Wherever the word "content" appears in a line, extract that line.
━━━━━━
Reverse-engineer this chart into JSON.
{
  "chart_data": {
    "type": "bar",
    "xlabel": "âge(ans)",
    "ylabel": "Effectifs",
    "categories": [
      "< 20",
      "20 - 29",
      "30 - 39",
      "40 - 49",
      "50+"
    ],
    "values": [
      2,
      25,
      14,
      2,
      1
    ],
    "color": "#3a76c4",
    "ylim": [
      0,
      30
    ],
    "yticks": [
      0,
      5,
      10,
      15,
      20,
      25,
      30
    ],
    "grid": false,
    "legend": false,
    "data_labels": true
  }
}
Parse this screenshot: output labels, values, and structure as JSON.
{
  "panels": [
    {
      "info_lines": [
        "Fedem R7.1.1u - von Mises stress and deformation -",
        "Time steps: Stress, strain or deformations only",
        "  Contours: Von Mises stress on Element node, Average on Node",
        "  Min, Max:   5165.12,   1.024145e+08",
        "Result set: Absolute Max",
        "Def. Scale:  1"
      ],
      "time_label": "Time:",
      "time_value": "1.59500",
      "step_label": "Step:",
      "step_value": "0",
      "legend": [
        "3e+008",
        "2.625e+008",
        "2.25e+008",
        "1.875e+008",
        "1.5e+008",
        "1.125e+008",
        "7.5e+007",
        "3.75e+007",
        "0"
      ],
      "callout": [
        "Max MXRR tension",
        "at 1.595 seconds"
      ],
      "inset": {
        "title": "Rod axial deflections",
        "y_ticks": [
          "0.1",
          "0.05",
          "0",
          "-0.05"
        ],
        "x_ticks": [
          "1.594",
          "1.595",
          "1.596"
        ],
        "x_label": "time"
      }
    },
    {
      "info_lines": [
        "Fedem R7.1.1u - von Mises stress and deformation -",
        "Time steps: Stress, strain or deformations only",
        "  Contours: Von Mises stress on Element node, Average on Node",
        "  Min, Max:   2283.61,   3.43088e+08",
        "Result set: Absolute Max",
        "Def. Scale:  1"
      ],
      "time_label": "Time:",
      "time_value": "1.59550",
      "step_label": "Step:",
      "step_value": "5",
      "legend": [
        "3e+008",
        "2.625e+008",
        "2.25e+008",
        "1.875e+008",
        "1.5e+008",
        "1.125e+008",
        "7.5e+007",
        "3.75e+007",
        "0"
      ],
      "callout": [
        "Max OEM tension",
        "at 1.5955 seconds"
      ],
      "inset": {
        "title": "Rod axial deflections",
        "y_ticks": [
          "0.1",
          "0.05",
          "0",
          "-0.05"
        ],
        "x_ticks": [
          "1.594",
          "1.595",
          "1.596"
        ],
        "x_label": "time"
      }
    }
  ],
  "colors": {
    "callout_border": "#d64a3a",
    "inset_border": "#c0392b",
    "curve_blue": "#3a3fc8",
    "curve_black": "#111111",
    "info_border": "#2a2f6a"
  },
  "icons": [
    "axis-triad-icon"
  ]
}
━━━━━━
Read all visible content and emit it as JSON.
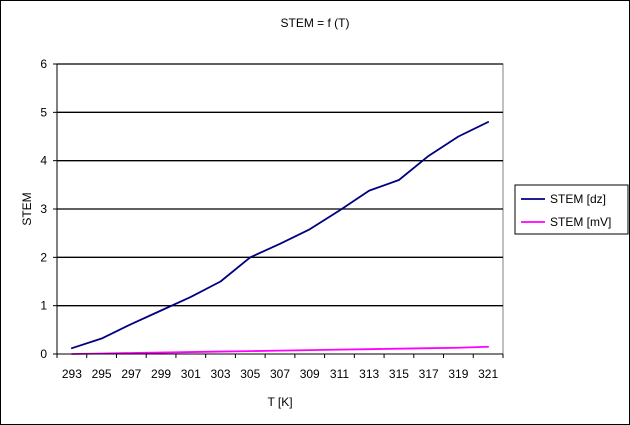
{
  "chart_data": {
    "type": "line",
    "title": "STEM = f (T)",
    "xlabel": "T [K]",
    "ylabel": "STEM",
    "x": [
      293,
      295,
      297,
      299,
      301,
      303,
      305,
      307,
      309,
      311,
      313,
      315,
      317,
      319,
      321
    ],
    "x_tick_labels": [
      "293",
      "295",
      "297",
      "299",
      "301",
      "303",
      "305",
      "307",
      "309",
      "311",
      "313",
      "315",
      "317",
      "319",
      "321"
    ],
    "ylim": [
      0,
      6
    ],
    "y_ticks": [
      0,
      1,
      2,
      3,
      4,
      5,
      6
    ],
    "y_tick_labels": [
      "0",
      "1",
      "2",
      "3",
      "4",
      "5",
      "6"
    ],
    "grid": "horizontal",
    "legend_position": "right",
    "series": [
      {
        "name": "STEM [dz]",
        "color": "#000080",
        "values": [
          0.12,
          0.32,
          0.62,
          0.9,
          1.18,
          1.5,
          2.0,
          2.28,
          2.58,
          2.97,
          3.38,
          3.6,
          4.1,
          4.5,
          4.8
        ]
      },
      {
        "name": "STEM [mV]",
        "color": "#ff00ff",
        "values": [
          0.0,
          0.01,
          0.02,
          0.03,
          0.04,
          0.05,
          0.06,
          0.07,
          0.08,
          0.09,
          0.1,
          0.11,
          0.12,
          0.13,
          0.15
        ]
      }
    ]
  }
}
━━━━━━
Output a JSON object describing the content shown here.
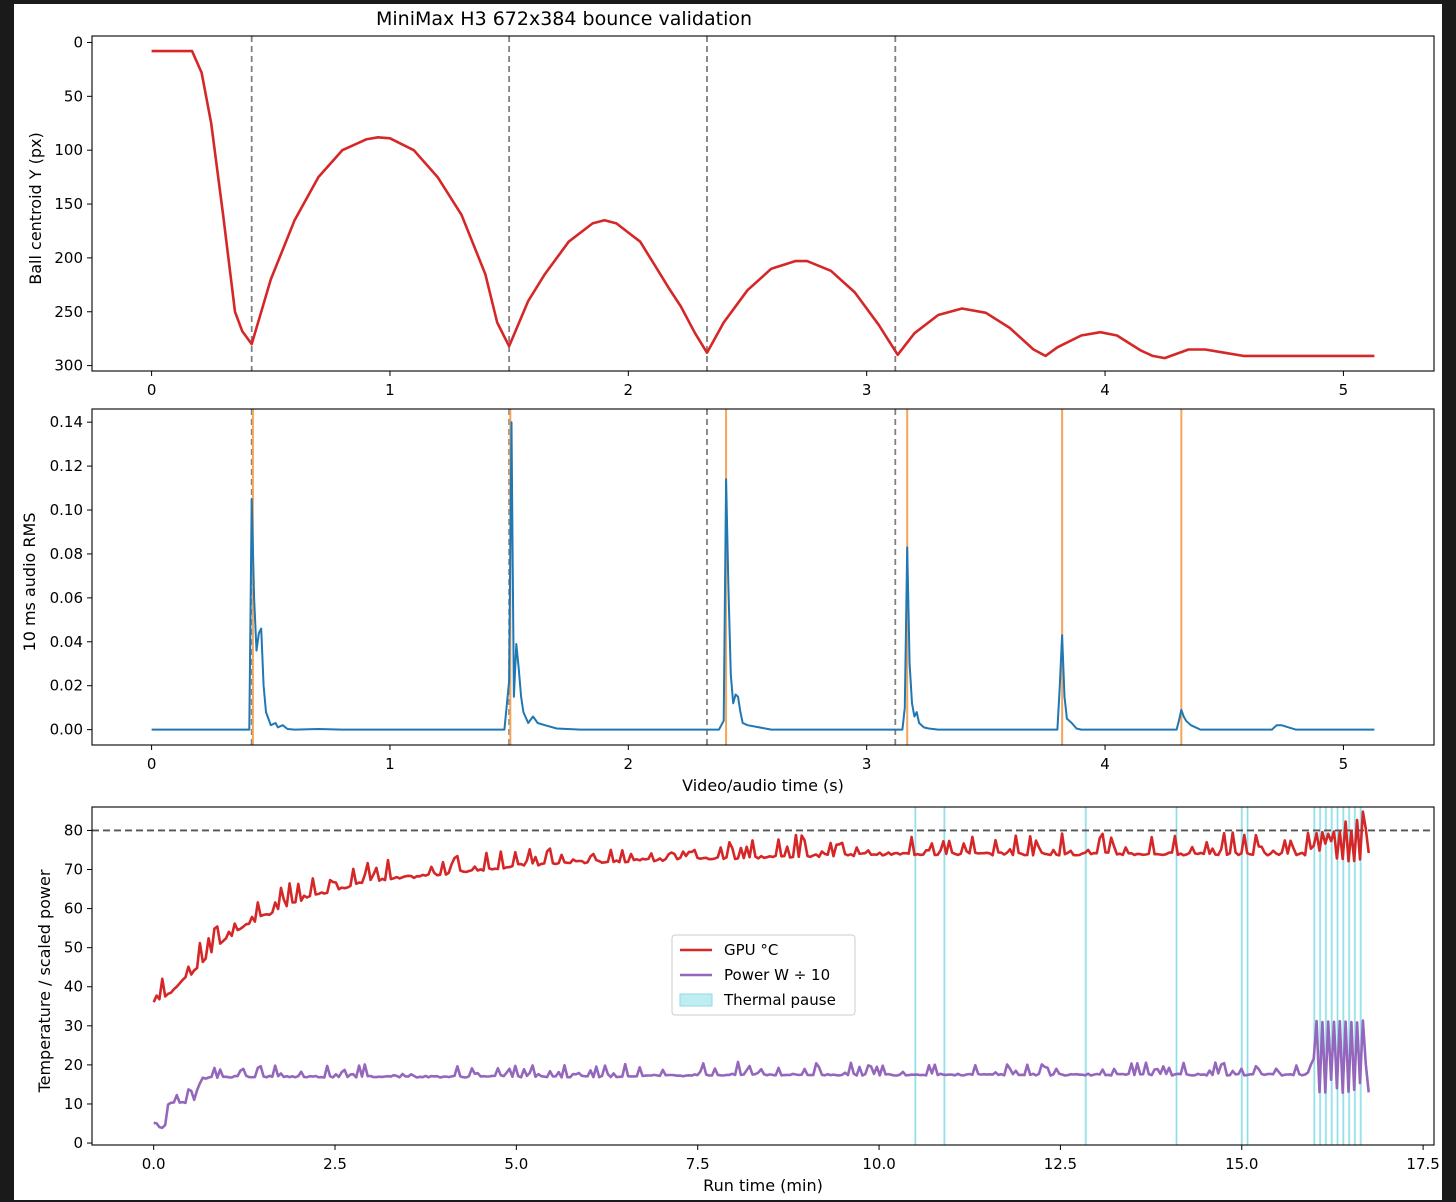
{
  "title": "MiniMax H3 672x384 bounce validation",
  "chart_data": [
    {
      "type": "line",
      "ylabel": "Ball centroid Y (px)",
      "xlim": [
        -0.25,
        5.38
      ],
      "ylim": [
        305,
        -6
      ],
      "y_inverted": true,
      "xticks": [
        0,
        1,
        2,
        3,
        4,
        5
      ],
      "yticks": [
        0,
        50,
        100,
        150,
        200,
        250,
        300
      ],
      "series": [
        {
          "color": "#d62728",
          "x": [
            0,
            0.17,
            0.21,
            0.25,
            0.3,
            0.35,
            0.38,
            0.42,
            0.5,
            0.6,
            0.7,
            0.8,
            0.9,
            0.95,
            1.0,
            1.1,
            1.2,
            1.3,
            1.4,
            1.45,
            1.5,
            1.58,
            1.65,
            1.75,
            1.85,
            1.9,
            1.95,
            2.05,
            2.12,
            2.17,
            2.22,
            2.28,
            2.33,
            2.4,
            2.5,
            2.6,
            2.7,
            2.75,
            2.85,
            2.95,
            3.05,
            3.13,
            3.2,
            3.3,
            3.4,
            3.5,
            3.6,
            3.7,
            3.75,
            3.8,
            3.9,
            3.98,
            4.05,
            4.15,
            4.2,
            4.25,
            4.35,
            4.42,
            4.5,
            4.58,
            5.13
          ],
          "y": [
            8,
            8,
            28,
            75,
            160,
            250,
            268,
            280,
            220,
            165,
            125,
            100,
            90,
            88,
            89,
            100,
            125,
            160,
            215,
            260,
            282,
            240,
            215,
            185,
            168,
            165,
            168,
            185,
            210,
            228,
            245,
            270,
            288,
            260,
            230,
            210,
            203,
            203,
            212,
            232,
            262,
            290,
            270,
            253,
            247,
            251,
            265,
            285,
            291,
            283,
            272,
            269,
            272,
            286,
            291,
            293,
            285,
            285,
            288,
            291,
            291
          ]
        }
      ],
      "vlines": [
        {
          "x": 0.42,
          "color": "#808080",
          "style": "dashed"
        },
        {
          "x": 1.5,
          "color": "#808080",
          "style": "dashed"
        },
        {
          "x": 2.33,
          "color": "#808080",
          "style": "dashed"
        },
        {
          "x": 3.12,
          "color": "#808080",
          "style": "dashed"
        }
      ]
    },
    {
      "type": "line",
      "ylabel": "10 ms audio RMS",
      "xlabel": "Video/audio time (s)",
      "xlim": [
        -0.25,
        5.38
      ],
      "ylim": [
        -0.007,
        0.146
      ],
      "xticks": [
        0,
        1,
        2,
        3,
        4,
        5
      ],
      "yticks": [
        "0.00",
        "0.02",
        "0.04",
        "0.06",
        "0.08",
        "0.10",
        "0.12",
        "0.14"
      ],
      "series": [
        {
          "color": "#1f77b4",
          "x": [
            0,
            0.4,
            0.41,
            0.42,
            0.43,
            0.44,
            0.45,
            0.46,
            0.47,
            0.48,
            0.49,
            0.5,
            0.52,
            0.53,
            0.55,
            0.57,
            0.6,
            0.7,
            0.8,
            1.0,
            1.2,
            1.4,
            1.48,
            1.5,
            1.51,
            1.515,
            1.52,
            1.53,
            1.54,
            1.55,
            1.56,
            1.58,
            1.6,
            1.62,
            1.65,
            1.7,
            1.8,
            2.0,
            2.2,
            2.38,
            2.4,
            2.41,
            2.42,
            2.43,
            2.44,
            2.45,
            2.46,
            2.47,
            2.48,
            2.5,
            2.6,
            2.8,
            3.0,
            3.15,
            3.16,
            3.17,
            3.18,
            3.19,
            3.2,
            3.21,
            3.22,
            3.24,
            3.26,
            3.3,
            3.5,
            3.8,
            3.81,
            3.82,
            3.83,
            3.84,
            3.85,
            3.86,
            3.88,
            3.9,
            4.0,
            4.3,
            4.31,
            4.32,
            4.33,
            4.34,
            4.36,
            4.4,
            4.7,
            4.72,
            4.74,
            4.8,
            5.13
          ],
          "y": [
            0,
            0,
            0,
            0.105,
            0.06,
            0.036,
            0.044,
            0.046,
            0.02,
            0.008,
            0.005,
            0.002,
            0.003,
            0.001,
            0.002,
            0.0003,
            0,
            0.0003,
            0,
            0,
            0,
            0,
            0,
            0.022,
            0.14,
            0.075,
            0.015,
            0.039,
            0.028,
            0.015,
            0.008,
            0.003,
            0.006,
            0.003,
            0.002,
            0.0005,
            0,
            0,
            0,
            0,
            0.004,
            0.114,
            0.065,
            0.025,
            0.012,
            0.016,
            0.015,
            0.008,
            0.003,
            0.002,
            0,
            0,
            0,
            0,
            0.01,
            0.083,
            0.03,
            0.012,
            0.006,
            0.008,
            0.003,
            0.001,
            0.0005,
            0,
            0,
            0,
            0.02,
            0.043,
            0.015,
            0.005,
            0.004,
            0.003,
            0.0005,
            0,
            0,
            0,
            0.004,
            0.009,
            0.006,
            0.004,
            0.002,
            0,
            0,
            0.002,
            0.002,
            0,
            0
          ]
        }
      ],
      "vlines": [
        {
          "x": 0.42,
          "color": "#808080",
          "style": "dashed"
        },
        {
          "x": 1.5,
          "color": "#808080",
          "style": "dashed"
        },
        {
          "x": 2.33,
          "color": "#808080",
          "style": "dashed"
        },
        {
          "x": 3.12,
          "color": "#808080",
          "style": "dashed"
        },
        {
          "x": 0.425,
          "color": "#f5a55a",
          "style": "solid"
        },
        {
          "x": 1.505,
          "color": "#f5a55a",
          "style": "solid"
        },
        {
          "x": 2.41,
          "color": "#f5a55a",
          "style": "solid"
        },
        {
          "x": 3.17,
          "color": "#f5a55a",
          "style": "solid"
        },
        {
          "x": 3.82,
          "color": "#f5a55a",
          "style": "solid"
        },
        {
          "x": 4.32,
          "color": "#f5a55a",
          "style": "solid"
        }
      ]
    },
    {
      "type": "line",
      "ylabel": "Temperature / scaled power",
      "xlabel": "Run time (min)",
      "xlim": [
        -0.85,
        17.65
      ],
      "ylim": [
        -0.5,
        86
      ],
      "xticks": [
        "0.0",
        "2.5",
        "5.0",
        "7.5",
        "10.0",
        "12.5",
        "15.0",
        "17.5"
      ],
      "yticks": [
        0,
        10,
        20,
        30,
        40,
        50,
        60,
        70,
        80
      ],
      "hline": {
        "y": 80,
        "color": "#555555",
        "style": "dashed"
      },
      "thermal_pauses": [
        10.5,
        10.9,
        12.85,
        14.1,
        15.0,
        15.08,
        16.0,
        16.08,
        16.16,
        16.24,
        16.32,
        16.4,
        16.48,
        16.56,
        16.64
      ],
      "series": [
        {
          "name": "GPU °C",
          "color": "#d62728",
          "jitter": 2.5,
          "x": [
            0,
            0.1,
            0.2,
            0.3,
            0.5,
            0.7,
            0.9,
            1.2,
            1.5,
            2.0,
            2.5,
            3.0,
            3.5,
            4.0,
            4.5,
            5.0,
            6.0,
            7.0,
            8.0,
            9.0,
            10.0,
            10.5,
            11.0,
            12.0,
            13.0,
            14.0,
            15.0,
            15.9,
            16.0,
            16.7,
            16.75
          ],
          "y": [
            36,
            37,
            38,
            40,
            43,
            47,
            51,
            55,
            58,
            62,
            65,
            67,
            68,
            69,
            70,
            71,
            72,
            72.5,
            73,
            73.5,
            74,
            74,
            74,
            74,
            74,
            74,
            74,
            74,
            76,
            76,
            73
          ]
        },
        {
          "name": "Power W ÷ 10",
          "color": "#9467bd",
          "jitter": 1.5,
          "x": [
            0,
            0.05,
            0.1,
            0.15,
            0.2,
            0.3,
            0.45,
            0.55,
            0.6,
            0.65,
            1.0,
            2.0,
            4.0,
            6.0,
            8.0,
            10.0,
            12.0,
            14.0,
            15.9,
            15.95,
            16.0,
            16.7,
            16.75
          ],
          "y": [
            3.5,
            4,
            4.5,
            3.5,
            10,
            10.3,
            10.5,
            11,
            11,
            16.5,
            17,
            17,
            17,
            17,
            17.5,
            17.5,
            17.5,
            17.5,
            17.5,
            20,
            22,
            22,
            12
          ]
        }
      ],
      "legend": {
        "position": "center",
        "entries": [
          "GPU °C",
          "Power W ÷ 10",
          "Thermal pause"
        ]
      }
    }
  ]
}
━━━━━━
Expected answer
Read all visible content and emit it as JSON.
Output a JSON object describing the content shown here.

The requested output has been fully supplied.